+++ Texte fourni +++
Gliese 436b, l’étonnante planète chevelue, n’a pas encore dévoilée tous ses secrets

Gliese 436b n’a pas encore révélé tous ses secrets. Découverte en 2004, cette exoplanète avait fait beaucoup parler d’elle en raison de sa taille et de sa trajectoire. Dotée de vingt-deux masses terrestres, elle suivait en effet une trajectoire non circulaire et elle avait donc bénéficié d’une attention toute particulière de la part des astronomes.

En 2015, Hubble a permis aux chercheurs de constater que cette petite masse gazeuse était entourée d’hydrogène. La longue queue qu’elle laisse dans son sillage lui donne un aspect similaire à une comète. Dernièrement, une équipe de chercheurs de l’université de Genève a remarqué que la planète orbite suivant un plan perpendiculaire à la rotation de son étoile.
+++
* Consignes à suivre *
A) Retapez le passage du texte sur Gliese 436b allant de « Gliese 436b, l’étonnante » jusqu'à « part des astronomes. » inclus.
B) Indiquez si chaque affirmation concorde avec le texte sur Gliese 436b, par oui ou non, en citant les mots décisifs du texte : (i) Gliese 436b a été découverte en 2004 ; (ii) la planète possède douze masses terrestres ; (iii) en 2015, Hubble a montré que la planète était entourée d'hydrogène.
C) Traduisez en anglais, s'il vous plaît, cette phrase du texte sur Gliese 436b : « La longue queue qu’elle laisse dans son sillage lui donne un aspect similaire à une comète. »
La liste qui suit ne sert pas ici.
+++ Entrées fournies +++
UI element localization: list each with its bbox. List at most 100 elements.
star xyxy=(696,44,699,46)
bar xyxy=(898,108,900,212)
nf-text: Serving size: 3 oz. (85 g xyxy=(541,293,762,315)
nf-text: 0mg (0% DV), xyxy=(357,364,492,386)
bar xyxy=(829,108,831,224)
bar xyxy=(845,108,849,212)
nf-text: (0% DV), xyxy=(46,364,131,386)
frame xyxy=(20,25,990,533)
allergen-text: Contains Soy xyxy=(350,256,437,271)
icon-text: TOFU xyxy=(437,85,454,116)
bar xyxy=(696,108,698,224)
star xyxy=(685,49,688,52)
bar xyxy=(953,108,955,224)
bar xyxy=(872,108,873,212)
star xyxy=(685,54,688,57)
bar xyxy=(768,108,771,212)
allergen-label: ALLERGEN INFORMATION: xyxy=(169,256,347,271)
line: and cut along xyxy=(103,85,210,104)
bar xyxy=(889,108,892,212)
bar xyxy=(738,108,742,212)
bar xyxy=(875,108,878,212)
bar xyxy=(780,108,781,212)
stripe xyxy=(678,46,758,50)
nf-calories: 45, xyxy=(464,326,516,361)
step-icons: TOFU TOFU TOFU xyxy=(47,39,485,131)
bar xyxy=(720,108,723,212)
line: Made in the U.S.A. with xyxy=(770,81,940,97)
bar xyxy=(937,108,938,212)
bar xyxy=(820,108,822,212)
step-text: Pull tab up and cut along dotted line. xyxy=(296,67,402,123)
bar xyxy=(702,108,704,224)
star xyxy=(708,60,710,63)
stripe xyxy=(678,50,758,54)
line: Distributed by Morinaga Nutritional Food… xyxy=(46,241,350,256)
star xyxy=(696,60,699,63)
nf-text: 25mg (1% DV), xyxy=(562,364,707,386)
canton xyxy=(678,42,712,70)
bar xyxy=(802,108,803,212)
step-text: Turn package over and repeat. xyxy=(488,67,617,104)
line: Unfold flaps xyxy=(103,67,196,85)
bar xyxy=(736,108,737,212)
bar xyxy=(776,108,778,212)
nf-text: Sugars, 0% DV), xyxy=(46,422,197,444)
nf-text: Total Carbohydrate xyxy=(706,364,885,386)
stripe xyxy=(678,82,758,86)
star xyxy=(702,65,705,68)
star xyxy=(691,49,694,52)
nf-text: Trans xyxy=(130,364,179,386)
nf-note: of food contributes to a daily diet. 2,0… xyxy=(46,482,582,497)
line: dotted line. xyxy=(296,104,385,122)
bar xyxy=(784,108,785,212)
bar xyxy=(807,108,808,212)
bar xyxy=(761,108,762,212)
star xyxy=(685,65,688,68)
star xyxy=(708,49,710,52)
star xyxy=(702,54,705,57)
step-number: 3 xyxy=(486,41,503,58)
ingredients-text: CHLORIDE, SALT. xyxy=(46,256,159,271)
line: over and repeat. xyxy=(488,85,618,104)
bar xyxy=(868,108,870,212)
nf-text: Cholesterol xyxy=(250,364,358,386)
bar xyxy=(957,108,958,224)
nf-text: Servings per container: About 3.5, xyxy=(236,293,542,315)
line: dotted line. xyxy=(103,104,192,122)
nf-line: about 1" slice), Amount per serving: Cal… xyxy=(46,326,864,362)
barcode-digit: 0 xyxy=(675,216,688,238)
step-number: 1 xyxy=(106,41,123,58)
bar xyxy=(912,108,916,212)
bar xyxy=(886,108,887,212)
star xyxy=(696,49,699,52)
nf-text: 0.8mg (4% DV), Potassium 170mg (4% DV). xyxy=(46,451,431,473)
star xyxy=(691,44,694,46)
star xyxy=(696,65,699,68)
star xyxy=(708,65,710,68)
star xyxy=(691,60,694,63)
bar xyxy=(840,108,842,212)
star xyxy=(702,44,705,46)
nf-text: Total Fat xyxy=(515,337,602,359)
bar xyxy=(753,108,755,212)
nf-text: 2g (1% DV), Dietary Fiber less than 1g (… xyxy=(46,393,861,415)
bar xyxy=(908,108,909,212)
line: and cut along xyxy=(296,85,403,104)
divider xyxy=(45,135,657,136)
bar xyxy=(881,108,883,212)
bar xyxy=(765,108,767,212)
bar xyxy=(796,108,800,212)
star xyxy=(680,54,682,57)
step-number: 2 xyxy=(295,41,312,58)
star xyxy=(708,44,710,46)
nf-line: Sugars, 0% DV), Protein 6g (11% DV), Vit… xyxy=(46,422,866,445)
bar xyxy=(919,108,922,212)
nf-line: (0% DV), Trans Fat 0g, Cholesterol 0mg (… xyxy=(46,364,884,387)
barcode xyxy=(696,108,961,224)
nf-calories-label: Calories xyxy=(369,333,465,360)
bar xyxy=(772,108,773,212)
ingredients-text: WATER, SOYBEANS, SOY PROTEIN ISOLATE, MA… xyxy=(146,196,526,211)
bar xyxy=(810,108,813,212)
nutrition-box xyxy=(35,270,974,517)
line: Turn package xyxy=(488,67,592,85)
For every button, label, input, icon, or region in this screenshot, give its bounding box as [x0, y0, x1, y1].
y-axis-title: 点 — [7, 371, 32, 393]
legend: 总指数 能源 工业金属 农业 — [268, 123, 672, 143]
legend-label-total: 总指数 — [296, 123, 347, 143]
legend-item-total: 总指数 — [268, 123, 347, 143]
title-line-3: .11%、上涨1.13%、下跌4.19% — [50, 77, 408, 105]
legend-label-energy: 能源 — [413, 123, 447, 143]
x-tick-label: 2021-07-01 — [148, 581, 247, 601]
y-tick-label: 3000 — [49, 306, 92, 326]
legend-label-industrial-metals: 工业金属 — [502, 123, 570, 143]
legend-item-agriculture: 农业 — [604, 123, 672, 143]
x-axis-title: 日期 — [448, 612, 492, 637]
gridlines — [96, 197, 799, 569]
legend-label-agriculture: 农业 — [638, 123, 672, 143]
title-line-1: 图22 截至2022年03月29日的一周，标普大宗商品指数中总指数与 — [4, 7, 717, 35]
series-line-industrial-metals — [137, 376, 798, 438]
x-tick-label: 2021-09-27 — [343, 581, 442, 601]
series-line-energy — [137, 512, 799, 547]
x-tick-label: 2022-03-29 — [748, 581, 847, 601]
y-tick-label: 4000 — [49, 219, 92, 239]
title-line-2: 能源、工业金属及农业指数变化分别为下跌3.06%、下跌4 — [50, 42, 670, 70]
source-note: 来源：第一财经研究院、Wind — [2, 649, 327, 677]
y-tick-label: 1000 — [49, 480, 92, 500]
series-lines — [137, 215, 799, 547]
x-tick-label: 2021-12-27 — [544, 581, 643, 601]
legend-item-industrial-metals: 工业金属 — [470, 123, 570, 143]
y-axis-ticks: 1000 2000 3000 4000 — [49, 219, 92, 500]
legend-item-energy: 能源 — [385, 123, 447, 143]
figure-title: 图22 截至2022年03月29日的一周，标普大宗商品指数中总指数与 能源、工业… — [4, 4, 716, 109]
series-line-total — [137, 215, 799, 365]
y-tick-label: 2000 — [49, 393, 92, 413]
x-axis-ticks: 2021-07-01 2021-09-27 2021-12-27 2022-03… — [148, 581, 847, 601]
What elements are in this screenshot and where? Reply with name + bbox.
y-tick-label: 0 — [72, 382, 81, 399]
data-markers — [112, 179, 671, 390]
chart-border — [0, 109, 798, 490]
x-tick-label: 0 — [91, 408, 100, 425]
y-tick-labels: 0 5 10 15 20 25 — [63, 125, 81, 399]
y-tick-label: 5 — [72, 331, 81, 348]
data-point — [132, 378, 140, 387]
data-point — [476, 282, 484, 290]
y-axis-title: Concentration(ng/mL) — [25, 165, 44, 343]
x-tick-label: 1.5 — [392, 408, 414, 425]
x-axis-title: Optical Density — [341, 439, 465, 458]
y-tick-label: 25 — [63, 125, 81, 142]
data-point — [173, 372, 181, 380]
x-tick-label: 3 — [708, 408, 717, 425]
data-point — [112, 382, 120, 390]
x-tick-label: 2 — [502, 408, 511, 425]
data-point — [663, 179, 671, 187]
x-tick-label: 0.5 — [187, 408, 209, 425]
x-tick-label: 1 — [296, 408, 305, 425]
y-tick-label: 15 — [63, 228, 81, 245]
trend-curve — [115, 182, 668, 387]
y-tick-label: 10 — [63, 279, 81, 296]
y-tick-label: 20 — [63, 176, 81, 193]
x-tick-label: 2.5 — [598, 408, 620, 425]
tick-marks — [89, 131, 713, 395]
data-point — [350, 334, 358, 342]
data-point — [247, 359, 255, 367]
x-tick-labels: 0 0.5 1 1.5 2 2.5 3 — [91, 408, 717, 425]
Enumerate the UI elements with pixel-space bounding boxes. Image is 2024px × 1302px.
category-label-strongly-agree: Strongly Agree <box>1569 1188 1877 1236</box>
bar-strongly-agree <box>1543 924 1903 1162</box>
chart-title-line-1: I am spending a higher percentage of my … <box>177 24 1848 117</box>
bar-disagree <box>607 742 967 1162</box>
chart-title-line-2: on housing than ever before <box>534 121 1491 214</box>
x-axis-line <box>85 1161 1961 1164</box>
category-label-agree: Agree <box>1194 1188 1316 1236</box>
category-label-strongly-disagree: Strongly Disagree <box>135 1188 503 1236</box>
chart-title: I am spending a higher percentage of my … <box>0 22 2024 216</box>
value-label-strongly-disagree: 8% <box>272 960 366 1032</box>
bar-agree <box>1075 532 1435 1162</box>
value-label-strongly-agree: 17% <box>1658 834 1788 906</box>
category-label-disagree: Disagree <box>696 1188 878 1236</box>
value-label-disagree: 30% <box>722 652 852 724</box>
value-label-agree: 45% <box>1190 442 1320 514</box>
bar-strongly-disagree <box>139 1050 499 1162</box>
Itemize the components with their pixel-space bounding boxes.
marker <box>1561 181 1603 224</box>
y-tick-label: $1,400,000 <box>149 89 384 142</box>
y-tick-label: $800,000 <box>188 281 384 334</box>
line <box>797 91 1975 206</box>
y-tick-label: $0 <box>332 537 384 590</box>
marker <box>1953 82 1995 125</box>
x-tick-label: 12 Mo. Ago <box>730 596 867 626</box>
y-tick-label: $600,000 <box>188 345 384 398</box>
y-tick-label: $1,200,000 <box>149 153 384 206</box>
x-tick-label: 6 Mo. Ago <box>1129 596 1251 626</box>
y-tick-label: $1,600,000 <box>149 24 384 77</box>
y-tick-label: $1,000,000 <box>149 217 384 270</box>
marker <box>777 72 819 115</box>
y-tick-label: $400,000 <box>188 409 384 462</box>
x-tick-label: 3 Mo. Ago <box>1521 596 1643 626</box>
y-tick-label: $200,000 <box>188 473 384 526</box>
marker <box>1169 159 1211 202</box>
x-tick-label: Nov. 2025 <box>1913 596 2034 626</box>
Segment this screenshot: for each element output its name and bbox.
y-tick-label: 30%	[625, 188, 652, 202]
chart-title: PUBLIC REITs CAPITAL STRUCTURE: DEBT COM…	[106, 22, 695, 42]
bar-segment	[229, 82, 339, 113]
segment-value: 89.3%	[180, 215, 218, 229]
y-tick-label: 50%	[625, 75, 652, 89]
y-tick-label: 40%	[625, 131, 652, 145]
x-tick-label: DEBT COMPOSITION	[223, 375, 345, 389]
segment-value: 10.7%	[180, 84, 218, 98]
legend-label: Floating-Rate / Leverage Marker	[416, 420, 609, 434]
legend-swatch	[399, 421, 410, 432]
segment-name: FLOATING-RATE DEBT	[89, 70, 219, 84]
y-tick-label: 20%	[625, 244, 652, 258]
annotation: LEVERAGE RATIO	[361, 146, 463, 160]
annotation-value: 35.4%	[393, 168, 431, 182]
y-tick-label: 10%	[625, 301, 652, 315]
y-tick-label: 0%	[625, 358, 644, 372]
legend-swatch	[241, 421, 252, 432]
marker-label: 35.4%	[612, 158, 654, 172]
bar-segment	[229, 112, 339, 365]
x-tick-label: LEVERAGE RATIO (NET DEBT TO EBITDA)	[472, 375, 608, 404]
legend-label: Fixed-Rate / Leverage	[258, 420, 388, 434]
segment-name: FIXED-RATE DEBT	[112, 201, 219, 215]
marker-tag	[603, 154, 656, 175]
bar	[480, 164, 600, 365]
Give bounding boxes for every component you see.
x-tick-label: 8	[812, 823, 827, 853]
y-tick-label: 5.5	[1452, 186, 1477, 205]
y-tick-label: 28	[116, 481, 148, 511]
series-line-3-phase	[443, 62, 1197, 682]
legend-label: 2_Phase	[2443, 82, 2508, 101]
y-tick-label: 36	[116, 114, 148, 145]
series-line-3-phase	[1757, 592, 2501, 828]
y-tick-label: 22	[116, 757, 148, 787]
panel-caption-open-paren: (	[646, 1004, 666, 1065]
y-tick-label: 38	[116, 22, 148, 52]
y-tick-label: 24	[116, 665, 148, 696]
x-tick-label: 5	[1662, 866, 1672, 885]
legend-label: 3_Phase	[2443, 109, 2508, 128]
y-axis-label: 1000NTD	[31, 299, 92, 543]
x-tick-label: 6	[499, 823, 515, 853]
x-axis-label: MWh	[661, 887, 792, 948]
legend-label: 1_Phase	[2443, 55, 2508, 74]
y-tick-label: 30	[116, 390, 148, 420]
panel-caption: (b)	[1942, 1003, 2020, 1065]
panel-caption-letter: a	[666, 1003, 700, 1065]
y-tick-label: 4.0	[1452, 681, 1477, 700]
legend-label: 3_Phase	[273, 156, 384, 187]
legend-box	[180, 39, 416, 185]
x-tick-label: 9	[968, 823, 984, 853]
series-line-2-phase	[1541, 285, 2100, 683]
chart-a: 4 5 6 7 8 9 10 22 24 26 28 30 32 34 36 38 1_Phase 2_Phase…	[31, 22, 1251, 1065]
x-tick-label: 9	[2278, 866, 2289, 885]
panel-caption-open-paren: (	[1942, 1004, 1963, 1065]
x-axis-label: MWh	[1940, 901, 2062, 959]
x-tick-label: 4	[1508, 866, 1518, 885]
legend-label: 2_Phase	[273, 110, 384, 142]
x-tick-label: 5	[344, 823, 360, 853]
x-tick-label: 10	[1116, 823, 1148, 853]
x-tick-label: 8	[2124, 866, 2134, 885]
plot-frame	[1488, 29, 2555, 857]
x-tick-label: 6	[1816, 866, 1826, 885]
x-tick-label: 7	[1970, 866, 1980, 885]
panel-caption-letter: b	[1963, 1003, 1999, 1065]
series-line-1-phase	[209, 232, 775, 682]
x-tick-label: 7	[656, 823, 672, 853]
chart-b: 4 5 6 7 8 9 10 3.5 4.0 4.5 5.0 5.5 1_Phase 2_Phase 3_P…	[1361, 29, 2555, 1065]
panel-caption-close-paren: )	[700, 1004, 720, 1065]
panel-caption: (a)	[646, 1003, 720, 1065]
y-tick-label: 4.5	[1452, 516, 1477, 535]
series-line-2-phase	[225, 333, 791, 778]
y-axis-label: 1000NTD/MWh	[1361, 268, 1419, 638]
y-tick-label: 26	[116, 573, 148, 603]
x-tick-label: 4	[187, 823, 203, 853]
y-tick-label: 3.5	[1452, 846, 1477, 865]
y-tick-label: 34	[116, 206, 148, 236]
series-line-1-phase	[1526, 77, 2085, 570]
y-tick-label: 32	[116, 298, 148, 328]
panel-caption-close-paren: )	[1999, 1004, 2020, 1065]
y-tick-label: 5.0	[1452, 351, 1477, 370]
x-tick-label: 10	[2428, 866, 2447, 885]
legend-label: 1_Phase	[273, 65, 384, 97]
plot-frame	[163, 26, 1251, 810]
+++
* Réponses attendues *
A)
Gliese 436b, l’étonnante planète chevelue, n’a pas encore dévoilée tous ses secrets

Gliese 436b n’a pas encore révélé tous ses secrets. Découverte en 2004, cette exoplanète avait fait beaucoup parler d’elle en raison de sa taille et de sa trajectoire. Dotée de vingt-deux masses terrestres, elle suivait en effet une trajectoire non circulaire et elle avait donc bénéficié d’une attention toute particulière de la part des astronomes.

B)
(i) Oui : « Découverte en 2004 »
(ii) Non : « Dotée de vingt-deux masses terrestres »
(iii) Oui : « En 2015, Hubble a permis aux chercheurs de constater que cette petite masse gazeuse était entourée d’hydrogène »

C) The long tail it leaves in its wake gives it an appearance similar to a comet.